▶ Exercise description:
Print the listing that follows, character for character.

## START Record list

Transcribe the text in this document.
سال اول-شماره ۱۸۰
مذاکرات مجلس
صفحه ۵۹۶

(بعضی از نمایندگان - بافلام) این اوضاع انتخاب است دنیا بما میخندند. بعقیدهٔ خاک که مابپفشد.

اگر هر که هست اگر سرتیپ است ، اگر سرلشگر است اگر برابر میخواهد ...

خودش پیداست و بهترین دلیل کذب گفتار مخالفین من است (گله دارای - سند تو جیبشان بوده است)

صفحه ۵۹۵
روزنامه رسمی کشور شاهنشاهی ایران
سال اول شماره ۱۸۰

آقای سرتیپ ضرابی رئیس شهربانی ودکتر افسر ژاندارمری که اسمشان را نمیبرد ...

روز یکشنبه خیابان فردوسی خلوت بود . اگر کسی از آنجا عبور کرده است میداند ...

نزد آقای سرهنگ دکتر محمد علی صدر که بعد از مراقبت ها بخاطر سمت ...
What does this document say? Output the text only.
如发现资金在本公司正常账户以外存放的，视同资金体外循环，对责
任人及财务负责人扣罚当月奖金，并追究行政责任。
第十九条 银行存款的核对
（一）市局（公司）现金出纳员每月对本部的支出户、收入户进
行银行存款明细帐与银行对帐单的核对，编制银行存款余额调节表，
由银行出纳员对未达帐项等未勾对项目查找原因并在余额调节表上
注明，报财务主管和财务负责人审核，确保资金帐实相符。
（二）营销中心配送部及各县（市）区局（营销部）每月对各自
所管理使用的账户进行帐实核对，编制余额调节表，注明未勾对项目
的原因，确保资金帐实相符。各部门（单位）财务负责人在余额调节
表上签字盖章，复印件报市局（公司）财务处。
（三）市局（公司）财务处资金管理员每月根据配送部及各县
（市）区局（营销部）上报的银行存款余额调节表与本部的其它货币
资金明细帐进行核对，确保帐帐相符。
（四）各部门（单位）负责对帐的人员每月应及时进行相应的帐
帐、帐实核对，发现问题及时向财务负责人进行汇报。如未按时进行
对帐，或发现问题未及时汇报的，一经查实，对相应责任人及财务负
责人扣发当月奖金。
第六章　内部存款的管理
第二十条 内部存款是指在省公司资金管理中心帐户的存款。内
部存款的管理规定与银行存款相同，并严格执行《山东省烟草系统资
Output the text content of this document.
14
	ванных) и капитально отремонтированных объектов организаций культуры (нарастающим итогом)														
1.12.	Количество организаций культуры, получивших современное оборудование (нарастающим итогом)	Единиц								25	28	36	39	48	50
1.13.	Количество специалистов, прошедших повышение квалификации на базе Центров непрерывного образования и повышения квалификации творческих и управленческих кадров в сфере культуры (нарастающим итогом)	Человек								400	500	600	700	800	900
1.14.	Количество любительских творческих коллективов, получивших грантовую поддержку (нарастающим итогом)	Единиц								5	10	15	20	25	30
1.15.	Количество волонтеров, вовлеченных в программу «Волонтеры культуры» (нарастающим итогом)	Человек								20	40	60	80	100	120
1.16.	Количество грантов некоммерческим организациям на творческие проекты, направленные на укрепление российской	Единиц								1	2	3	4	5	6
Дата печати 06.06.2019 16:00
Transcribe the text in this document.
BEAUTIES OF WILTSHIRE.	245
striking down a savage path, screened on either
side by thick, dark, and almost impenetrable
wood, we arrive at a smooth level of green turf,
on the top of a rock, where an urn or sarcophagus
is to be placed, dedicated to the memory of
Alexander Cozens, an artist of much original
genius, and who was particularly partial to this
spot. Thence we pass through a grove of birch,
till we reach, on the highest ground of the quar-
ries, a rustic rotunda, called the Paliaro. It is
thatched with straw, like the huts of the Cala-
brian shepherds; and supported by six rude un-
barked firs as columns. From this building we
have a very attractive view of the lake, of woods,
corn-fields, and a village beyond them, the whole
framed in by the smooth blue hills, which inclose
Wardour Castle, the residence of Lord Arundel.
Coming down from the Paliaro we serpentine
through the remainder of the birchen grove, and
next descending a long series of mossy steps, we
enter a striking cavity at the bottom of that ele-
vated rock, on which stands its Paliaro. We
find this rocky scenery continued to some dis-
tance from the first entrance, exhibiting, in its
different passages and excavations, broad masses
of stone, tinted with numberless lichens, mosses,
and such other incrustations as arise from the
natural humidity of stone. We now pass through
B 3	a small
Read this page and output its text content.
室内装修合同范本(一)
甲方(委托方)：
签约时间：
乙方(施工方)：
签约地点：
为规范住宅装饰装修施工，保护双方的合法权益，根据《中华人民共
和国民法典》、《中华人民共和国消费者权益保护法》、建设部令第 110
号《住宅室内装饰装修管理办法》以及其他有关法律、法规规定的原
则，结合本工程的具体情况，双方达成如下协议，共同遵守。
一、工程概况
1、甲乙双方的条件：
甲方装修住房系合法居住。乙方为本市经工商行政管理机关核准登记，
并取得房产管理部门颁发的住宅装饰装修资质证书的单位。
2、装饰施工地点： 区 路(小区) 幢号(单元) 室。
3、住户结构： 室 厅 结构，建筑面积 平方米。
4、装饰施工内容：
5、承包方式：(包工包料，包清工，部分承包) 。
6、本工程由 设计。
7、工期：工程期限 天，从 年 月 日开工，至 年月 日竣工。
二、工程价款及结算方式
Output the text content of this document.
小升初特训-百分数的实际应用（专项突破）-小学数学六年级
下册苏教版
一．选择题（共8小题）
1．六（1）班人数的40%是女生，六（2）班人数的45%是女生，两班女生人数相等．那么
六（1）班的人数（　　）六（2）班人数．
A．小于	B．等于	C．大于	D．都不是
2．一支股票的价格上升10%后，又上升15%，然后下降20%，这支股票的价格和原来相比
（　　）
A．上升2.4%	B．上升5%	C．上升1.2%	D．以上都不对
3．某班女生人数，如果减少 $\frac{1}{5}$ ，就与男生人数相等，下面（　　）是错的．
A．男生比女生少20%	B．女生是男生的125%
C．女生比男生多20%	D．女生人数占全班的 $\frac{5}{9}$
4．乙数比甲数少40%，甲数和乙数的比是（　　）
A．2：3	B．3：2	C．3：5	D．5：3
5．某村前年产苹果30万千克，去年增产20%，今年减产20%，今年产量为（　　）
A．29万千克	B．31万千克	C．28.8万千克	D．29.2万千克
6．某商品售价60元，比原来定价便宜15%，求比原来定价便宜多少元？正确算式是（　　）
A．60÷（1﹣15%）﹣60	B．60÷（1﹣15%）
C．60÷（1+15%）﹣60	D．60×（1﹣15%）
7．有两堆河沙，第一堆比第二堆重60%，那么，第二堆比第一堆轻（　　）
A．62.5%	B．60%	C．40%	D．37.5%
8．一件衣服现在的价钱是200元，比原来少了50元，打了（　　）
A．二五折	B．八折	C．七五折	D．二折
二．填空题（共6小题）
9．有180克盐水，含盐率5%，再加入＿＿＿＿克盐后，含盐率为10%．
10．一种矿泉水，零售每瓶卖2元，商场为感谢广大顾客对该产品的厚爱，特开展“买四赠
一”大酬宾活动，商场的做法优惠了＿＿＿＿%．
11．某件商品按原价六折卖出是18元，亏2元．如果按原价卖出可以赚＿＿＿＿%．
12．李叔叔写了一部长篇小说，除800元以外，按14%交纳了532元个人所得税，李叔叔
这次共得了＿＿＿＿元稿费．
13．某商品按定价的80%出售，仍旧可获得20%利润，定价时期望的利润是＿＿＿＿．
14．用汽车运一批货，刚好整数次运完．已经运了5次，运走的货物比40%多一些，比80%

## END Record list

▶ Task solution:
Transcribe the text in this document.
سال اول-شماره ۱۸۰
مذاکرات مجلس
صفحه ۵۹۶

(بعضی از نمایندگان - بافلام) این اوضاع انتخاب است دنیا بما میخندند. بعقیدهٔ خاک که مابپفشد.

اگر هر که هست اگر سرتیپ است ، اگر سرلشگر است اگر برابر میخواهد ...

خودش پیداست و بهترین دلیل کذب گفتار مخالفین من است (گله دارای - سند تو جیبشان بوده است)

صفحه ۵۹۵
روزنامه رسمی کشور شاهنشاهی ایران
سال اول شماره ۱۸۰

آقای سرتیپ ضرابی رئیس شهربانی ودکتر افسر ژاندارمری که اسمشان را نمیبرد ...

روز یکشنبه خیابان فردوسی خلوت بود . اگر کسی از آنجا عبور کرده است میداند ...

نزد آقای سرهنگ دکتر محمد علی صدر که بعد از مراقبت ها بخاطر سمت ...
What does this document say? Output the text only.
如发现资金在本公司正常账户以外存放的，视同资金体外循环，对责
任人及财务负责人扣罚当月奖金，并追究行政责任。
第十九条 银行存款的核对
（一）市局（公司）现金出纳员每月对本部的支出户、收入户进
行银行存款明细帐与银行对帐单的核对，编制银行存款余额调节表，
由银行出纳员对未达帐项等未勾对项目查找原因并在余额调节表上
注明，报财务主管和财务负责人审核，确保资金帐实相符。
（二）营销中心配送部及各县（市）区局（营销部）每月对各自
所管理使用的账户进行帐实核对，编制余额调节表，注明未勾对项目
的原因，确保资金帐实相符。各部门（单位）财务负责人在余额调节
表上签字盖章，复印件报市局（公司）财务处。
（三）市局（公司）财务处资金管理员每月根据配送部及各县
（市）区局（营销部）上报的银行存款余额调节表与本部的其它货币
资金明细帐进行核对，确保帐帐相符。
（四）各部门（单位）负责对帐的人员每月应及时进行相应的帐
帐、帐实核对，发现问题及时向财务负责人进行汇报。如未按时进行
对帐，或发现问题未及时汇报的，一经查实，对相应责任人及财务负
责人扣发当月奖金。
第六章　内部存款的管理
第二十条 内部存款是指在省公司资金管理中心帐户的存款。内
部存款的管理规定与银行存款相同，并严格执行《山东省烟草系统资
Output the text content of this document.
14
	ванных) и капитально отремонтированных объектов организаций культуры (нарастающим итогом)														
1.12.	Количество организаций культуры, получивших современное оборудование (нарастающим итогом)	Единиц								25	28	36	39	48	50
1.13.	Количество специалистов, прошедших повышение квалификации на базе Центров непрерывного образования и повышения квалификации творческих и управленческих кадров в сфере культуры (нарастающим итогом)	Человек								400	500	600	700	800	900
1.14.	Количество любительских творческих коллективов, получивших грантовую поддержку (нарастающим итогом)	Единиц								5	10	15	20	25	30
1.15.	Количество волонтеров, вовлеченных в программу «Волонтеры культуры» (нарастающим итогом)	Человек								20	40	60	80	100	120
1.16.	Количество грантов некоммерческим организациям на творческие проекты, направленные на укрепление российской	Единиц								1	2	3	4	5	6
Дата печати 06.06.2019 16:00
Transcribe the text in this document.
BEAUTIES OF WILTSHIRE.	245
striking down a savage path, screened on either
side by thick, dark, and almost impenetrable
wood, we arrive at a smooth level of green turf,
on the top of a rock, where an urn or sarcophagus
is to be placed, dedicated to the memory of
Alexander Cozens, an artist of much original
genius, and who was particularly partial to this
spot. Thence we pass through a grove of birch,
till we reach, on the highest ground of the quar-
ries, a rustic rotunda, called the Paliaro. It is
thatched with straw, like the huts of the Cala-
brian shepherds; and supported by six rude un-
barked firs as columns. From this building we
have a very attractive view of the lake, of woods,
corn-fields, and a village beyond them, the whole
framed in by the smooth blue hills, which inclose
Wardour Castle, the residence of Lord Arundel.
Coming down from the Paliaro we serpentine
through the remainder of the birchen grove, and
next descending a long series of mossy steps, we
enter a striking cavity at the bottom of that ele-
vated rock, on which stands its Paliaro. We
find this rocky scenery continued to some dis-
tance from the first entrance, exhibiting, in its
different passages and excavations, broad masses
of stone, tinted with numberless lichens, mosses,
and such other incrustations as arise from the
natural humidity of stone. We now pass through
B 3	a small
Read this page and output its text content.
室内装修合同范本(一)
甲方(委托方)：
签约时间：
乙方(施工方)：
签约地点：
为规范住宅装饰装修施工，保护双方的合法权益，根据《中华人民共
和国民法典》、《中华人民共和国消费者权益保护法》、建设部令第 110
号《住宅室内装饰装修管理办法》以及其他有关法律、法规规定的原
则，结合本工程的具体情况，双方达成如下协议，共同遵守。
一、工程概况
1、甲乙双方的条件：
甲方装修住房系合法居住。乙方为本市经工商行政管理机关核准登记，
并取得房产管理部门颁发的住宅装饰装修资质证书的单位。
2、装饰施工地点： 区 路(小区) 幢号(单元) 室。
3、住户结构： 室 厅 结构，建筑面积 平方米。
4、装饰施工内容：
5、承包方式：(包工包料，包清工，部分承包) 。
6、本工程由 设计。
7、工期：工程期限 天，从 年 月 日开工，至 年月 日竣工。
二、工程价款及结算方式
Output the text content of this document.
小升初特训-百分数的实际应用（专项突破）-小学数学六年级
下册苏教版
一．选择题（共8小题）
1．六（1）班人数的40%是女生，六（2）班人数的45%是女生，两班女生人数相等．那么
六（1）班的人数（　　）六（2）班人数．
A．小于	B．等于	C．大于	D．都不是
2．一支股票的价格上升10%后，又上升15%，然后下降20%，这支股票的价格和原来相比
（　　）
A．上升2.4%	B．上升5%	C．上升1.2%	D．以上都不对
3．某班女生人数，如果减少 $\frac{1}{5}$ ，就与男生人数相等，下面（　　）是错的．
A．男生比女生少20%	B．女生是男生的125%
C．女生比男生多20%	D．女生人数占全班的 $\frac{5}{9}$
4．乙数比甲数少40%，甲数和乙数的比是（　　）
A．2：3	B．3：2	C．3：5	D．5：3
5．某村前年产苹果30万千克，去年增产20%，今年减产20%，今年产量为（　　）
A．29万千克	B．31万千克	C．28.8万千克	D．29.2万千克
6．某商品售价60元，比原来定价便宜15%，求比原来定价便宜多少元？正确算式是（　　）
A．60÷（1﹣15%）﹣60	B．60÷（1﹣15%）
C．60÷（1+15%）﹣60	D．60×（1﹣15%）
7．有两堆河沙，第一堆比第二堆重60%，那么，第二堆比第一堆轻（　　）
A．62.5%	B．60%	C．40%	D．37.5%
8．一件衣服现在的价钱是200元，比原来少了50元，打了（　　）
A．二五折	B．八折	C．七五折	D．二折
二．填空题（共6小题）
9．有180克盐水，含盐率5%，再加入＿＿＿＿克盐后，含盐率为10%．
10．一种矿泉水，零售每瓶卖2元，商场为感谢广大顾客对该产品的厚爱，特开展“买四赠
一”大酬宾活动，商场的做法优惠了＿＿＿＿%．
11．某件商品按原价六折卖出是18元，亏2元．如果按原价卖出可以赚＿＿＿＿%．
12．李叔叔写了一部长篇小说，除800元以外，按14%交纳了532元个人所得税，李叔叔
这次共得了＿＿＿＿元稿费．
13．某商品按定价的80%出售，仍旧可获得20%利润，定价时期望的利润是＿＿＿＿．
14．用汽车运一批货，刚好整数次运完．已经运了5次，运走的货物比40%多一些，比80%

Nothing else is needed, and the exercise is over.